- Objective
Transcribe the listing that follows in full, omitting pictures.

- Materials provided
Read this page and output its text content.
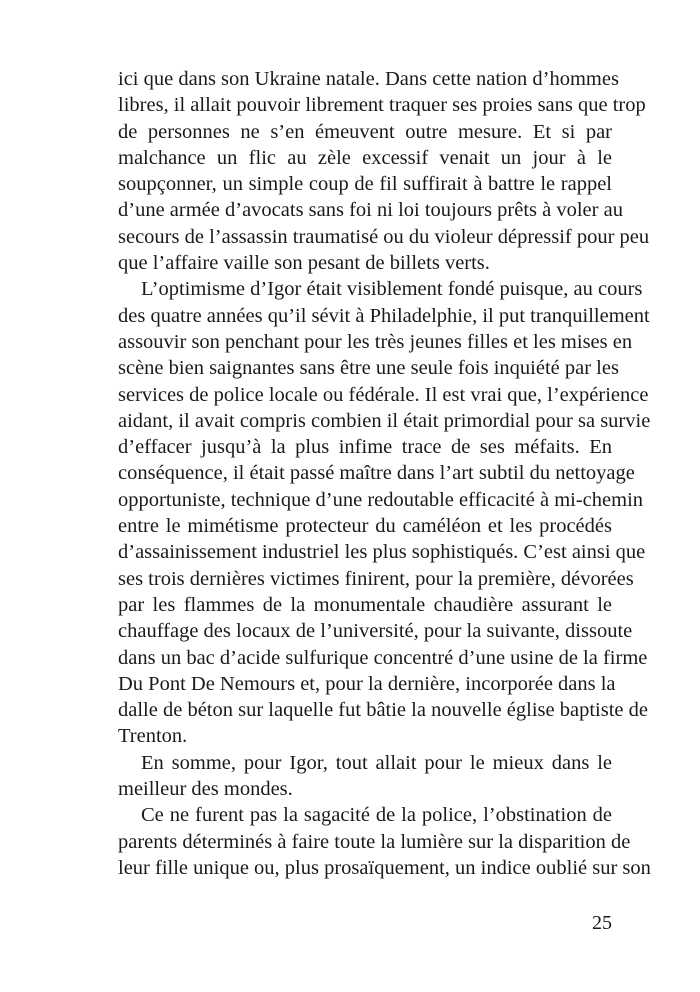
ici que dans son Ukraine natale. Dans cette nation d’hommes
libres, il allait pouvoir librement traquer ses proies sans que trop
de personnes ne s’en émeuvent outre mesure. Et si par
malchance un flic au zèle excessif venait un jour à le
soupçonner, un simple coup de fil suffirait à battre le rappel
d’une armée d’avocats sans foi ni loi toujours prêts à voler au
secours de l’assassin traumatisé ou du violeur dépressif pour peu
que l’affaire vaille son pesant de billets verts.
L’optimisme d’Igor était visiblement fondé puisque, au cours
des quatre années qu’il sévit à Philadelphie, il put tranquillement
assouvir son penchant pour les très jeunes filles et les mises en
scène bien saignantes sans être une seule fois inquiété par les
services de police locale ou fédérale. Il est vrai que, l’expérience
aidant, il avait compris combien il était primordial pour sa survie
d’effacer jusqu’à la plus infime trace de ses méfaits. En
conséquence, il était passé maître dans l’art subtil du nettoyage
opportuniste, technique d’une redoutable efficacité à mi-chemin
entre le mimétisme protecteur du caméléon et les procédés
d’assainissement industriel les plus sophistiqués. C’est ainsi que
ses trois dernières victimes finirent, pour la première, dévorées
par les flammes de la monumentale chaudière assurant le
chauffage des locaux de l’université, pour la suivante, dissoute
dans un bac d’acide sulfurique concentré d’une usine de la firme
Du Pont De Nemours et, pour la dernière, incorporée dans la
dalle de béton sur laquelle fut bâtie la nouvelle église baptiste de
Trenton.
En somme, pour Igor, tout allait pour le mieux dans le
meilleur des mondes.
Ce ne furent pas la sagacité de la police, l’obstination de
parents déterminés à faire toute la lumière sur la disparition de
leur fille unique ou, plus prosaïquement, un indice oublié sur son
25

- Output
Read this page and output its text content.
ici que dans son Ukraine natale. Dans cette nation d’hommes
libres, il allait pouvoir librement traquer ses proies sans que trop
de personnes ne s’en émeuvent outre mesure. Et si par
malchance un flic au zèle excessif venait un jour à le
soupçonner, un simple coup de fil suffirait à battre le rappel
d’une armée d’avocats sans foi ni loi toujours prêts à voler au
secours de l’assassin traumatisé ou du violeur dépressif pour peu
que l’affaire vaille son pesant de billets verts.
L’optimisme d’Igor était visiblement fondé puisque, au cours
des quatre années qu’il sévit à Philadelphie, il put tranquillement
assouvir son penchant pour les très jeunes filles et les mises en
scène bien saignantes sans être une seule fois inquiété par les
services de police locale ou fédérale. Il est vrai que, l’expérience
aidant, il avait compris combien il était primordial pour sa survie
d’effacer jusqu’à la plus infime trace de ses méfaits. En
conséquence, il était passé maître dans l’art subtil du nettoyage
opportuniste, technique d’une redoutable efficacité à mi-chemin
entre le mimétisme protecteur du caméléon et les procédés
d’assainissement industriel les plus sophistiqués. C’est ainsi que
ses trois dernières victimes finirent, pour la première, dévorées
par les flammes de la monumentale chaudière assurant le
chauffage des locaux de l’université, pour la suivante, dissoute
dans un bac d’acide sulfurique concentré d’une usine de la firme
Du Pont De Nemours et, pour la dernière, incorporée dans la
dalle de béton sur laquelle fut bâtie la nouvelle église baptiste de
Trenton.
En somme, pour Igor, tout allait pour le mieux dans le
meilleur des mondes.
Ce ne furent pas la sagacité de la police, l’obstination de
parents déterminés à faire toute la lumière sur la disparition de
leur fille unique ou, plus prosaïquement, un indice oublié sur son
25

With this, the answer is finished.